--- begin Material supplied ---

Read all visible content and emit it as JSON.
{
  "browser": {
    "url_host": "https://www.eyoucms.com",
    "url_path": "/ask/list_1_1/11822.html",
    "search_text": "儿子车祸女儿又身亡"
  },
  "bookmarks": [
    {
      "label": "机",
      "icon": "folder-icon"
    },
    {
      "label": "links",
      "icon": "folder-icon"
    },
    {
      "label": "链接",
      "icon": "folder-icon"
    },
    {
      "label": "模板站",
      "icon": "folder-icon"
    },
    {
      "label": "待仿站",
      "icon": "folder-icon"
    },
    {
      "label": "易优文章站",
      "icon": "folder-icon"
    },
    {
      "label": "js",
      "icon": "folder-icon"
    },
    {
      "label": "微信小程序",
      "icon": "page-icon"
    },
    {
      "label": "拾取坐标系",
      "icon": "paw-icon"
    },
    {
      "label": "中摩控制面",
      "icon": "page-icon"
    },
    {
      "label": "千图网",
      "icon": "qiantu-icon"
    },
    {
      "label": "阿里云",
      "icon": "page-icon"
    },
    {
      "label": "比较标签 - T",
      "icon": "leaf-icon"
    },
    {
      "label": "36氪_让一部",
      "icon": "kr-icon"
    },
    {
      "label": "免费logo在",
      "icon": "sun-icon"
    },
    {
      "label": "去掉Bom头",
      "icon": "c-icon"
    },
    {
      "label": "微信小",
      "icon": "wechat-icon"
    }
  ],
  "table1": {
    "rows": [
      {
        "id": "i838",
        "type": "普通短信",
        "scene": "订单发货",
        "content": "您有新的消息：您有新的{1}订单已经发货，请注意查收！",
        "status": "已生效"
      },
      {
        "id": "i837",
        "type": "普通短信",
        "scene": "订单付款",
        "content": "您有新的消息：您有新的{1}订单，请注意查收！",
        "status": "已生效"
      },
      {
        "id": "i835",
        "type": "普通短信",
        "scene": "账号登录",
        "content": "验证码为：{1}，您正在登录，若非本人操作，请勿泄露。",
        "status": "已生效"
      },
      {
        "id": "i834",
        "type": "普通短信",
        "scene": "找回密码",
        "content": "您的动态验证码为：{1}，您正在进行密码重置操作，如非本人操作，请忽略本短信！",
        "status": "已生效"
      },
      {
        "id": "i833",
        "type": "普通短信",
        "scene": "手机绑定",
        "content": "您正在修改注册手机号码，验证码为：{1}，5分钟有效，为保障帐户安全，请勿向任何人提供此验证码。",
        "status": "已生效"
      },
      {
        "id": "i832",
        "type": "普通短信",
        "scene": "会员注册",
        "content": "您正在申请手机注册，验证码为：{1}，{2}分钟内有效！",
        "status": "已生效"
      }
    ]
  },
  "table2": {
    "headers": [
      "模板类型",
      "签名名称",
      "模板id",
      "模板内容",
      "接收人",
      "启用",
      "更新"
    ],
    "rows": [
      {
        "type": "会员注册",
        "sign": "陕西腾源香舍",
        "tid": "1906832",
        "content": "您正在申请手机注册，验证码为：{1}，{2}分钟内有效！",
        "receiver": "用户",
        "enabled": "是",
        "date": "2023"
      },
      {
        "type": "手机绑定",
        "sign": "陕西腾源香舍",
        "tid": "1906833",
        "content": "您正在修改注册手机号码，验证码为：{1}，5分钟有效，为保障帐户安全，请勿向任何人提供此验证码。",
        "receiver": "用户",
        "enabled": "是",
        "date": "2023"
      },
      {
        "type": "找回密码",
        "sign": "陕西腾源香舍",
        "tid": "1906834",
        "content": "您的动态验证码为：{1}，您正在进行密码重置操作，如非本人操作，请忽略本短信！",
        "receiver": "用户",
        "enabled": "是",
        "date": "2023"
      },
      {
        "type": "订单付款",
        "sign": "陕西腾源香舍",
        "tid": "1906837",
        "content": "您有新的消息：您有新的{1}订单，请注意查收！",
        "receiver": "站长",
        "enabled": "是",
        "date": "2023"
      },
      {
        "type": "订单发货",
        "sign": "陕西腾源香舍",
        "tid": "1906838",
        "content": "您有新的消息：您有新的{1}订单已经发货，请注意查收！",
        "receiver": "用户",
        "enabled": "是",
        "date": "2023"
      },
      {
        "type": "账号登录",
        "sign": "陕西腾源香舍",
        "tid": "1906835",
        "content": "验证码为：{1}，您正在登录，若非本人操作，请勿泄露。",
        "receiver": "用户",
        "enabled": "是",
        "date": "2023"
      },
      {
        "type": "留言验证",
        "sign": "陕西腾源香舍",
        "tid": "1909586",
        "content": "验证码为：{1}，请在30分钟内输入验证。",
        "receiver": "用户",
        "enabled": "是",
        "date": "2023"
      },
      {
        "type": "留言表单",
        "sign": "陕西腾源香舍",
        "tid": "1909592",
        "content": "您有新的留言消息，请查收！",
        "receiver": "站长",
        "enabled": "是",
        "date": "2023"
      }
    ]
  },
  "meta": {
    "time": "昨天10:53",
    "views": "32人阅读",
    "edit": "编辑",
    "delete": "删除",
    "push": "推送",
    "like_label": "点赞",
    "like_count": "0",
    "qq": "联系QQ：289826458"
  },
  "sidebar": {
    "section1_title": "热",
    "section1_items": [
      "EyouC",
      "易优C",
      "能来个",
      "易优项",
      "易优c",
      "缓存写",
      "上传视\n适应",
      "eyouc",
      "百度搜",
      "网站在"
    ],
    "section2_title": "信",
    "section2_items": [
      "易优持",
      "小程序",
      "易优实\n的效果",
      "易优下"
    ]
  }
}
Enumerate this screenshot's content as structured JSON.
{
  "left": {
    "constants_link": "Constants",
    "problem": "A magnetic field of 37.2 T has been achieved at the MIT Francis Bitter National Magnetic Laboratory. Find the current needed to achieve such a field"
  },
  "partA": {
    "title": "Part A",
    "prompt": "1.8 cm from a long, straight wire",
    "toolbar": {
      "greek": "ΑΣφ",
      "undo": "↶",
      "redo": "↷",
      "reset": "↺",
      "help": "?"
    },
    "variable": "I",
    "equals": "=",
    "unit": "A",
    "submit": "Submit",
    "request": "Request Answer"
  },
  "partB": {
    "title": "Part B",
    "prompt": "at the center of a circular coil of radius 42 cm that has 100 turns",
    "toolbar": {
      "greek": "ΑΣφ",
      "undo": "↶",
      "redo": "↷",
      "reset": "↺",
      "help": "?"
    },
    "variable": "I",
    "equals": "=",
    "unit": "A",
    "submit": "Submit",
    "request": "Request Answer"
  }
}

--- end Material supplied ---

Every line of the data above should be copied exactly.

Read all visible content and emit it as JSON.
{
  "browser": {
    "url_host": "https://www.eyoucms.com",
    "url_path": "/ask/list_1_1/11822.html",
    "search_text": "儿子车祸女儿又身亡"
  },
  "bookmarks": [
    {
      "label": "机",
      "icon": "folder-icon"
    },
    {
      "label": "links",
      "icon": "folder-icon"
    },
    {
      "label": "链接",
      "icon": "folder-icon"
    },
    {
      "label": "模板站",
      "icon": "folder-icon"
    },
    {
      "label": "待仿站",
      "icon": "folder-icon"
    },
    {
      "label": "易优文章站",
      "icon": "folder-icon"
    },
    {
      "label": "js",
      "icon": "folder-icon"
    },
    {
      "label": "微信小程序",
      "icon": "page-icon"
    },
    {
      "label": "拾取坐标系",
      "icon": "paw-icon"
    },
    {
      "label": "中摩控制面",
      "icon": "page-icon"
    },
    {
      "label": "千图网",
      "icon": "qiantu-icon"
    },
    {
      "label": "阿里云",
      "icon": "page-icon"
    },
    {
      "label": "比较标签 - T",
      "icon": "leaf-icon"
    },
    {
      "label": "36氪_让一部",
      "icon": "kr-icon"
    },
    {
      "label": "免费logo在",
      "icon": "sun-icon"
    },
    {
      "label": "去掉Bom头",
      "icon": "c-icon"
    },
    {
      "label": "微信小",
      "icon": "wechat-icon"
    }
  ],
  "table1": {
    "rows": [
      {
        "id": "i838",
        "type": "普通短信",
        "scene": "订单发货",
        "content": "您有新的消息：您有新的{1}订单已经发货，请注意查收！",
        "status": "已生效"
      },
      {
        "id": "i837",
        "type": "普通短信",
        "scene": "订单付款",
        "content": "您有新的消息：您有新的{1}订单，请注意查收！",
        "status": "已生效"
      },
      {
        "id": "i835",
        "type": "普通短信",
        "scene": "账号登录",
        "content": "验证码为：{1}，您正在登录，若非本人操作，请勿泄露。",
        "status": "已生效"
      },
      {
        "id": "i834",
        "type": "普通短信",
        "scene": "找回密码",
        "content": "您的动态验证码为：{1}，您正在进行密码重置操作，如非本人操作，请忽略本短信！",
        "status": "已生效"
      },
      {
        "id": "i833",
        "type": "普通短信",
        "scene": "手机绑定",
        "content": "您正在修改注册手机号码，验证码为：{1}，5分钟有效，为保障帐户安全，请勿向任何人提供此验证码。",
        "status": "已生效"
      },
      {
        "id": "i832",
        "type": "普通短信",
        "scene": "会员注册",
        "content": "您正在申请手机注册，验证码为：{1}，{2}分钟内有效！",
        "status": "已生效"
      }
    ]
  },
  "table2": {
    "headers": [
      "模板类型",
      "签名名称",
      "模板id",
      "模板内容",
      "接收人",
      "启用",
      "更新"
    ],
    "rows": [
      {
        "type": "会员注册",
        "sign": "陕西腾源香舍",
        "tid": "1906832",
        "content": "您正在申请手机注册，验证码为：{1}，{2}分钟内有效！",
        "receiver": "用户",
        "enabled": "是",
        "date": "2023"
      },
      {
        "type": "手机绑定",
        "sign": "陕西腾源香舍",
        "tid": "1906833",
        "content": "您正在修改注册手机号码，验证码为：{1}，5分钟有效，为保障帐户安全，请勿向任何人提供此验证码。",
        "receiver": "用户",
        "enabled": "是",
        "date": "2023"
      },
      {
        "type": "找回密码",
        "sign": "陕西腾源香舍",
        "tid": "1906834",
        "content": "您的动态验证码为：{1}，您正在进行密码重置操作，如非本人操作，请忽略本短信！",
        "receiver": "用户",
        "enabled": "是",
        "date": "2023"
      },
      {
        "type": "订单付款",
        "sign": "陕西腾源香舍",
        "tid": "1906837",
        "content": "您有新的消息：您有新的{1}订单，请注意查收！",
        "receiver": "站长",
        "enabled": "是",
        "date": "2023"
      },
      {
        "type": "订单发货",
        "sign": "陕西腾源香舍",
        "tid": "1906838",
        "content": "您有新的消息：您有新的{1}订单已经发货，请注意查收！",
        "receiver": "用户",
        "enabled": "是",
        "date": "2023"
      },
      {
        "type": "账号登录",
        "sign": "陕西腾源香舍",
        "tid": "1906835",
        "content": "验证码为：{1}，您正在登录，若非本人操作，请勿泄露。",
        "receiver": "用户",
        "enabled": "是",
        "date": "2023"
      },
      {
        "type": "留言验证",
        "sign": "陕西腾源香舍",
        "tid": "1909586",
        "content": "验证码为：{1}，请在30分钟内输入验证。",
        "receiver": "用户",
        "enabled": "是",
        "date": "2023"
      },
      {
        "type": "留言表单",
        "sign": "陕西腾源香舍",
        "tid": "1909592",
        "content": "您有新的留言消息，请查收！",
        "receiver": "站长",
        "enabled": "是",
        "date": "2023"
      }
    ]
  },
  "meta": {
    "time": "昨天10:53",
    "views": "32人阅读",
    "edit": "编辑",
    "delete": "删除",
    "push": "推送",
    "like_label": "点赞",
    "like_count": "0",
    "qq": "联系QQ：289826458"
  },
  "sidebar": {
    "section1_title": "热",
    "section1_items": [
      "EyouC",
      "易优C",
      "能来个",
      "易优项",
      "易优c",
      "缓存写",
      "上传视\n适应",
      "eyouc",
      "百度搜",
      "网站在"
    ],
    "section2_title": "信",
    "section2_items": [
      "易优持",
      "小程序",
      "易优实\n的效果",
      "易优下"
    ]
  }
}
Enumerate this screenshot's content as structured JSON.
{
  "left": {
    "constants_link": "Constants",
    "problem": "A magnetic field of 37.2 T has been achieved at the MIT Francis Bitter National Magnetic Laboratory. Find the current needed to achieve such a field"
  },
  "partA": {
    "title": "Part A",
    "prompt": "1.8 cm from a long, straight wire",
    "toolbar": {
      "greek": "ΑΣφ",
      "undo": "↶",
      "redo": "↷",
      "reset": "↺",
      "help": "?"
    },
    "variable": "I",
    "equals": "=",
    "unit": "A",
    "submit": "Submit",
    "request": "Request Answer"
  },
  "partB": {
    "title": "Part B",
    "prompt": "at the center of a circular coil of radius 42 cm that has 100 turns",
    "toolbar": {
      "greek": "ΑΣφ",
      "undo": "↶",
      "redo": "↷",
      "reset": "↺",
      "help": "?"
    },
    "variable": "I",
    "equals": "=",
    "unit": "A",
    "submit": "Submit",
    "request": "Request Answer"
  }
}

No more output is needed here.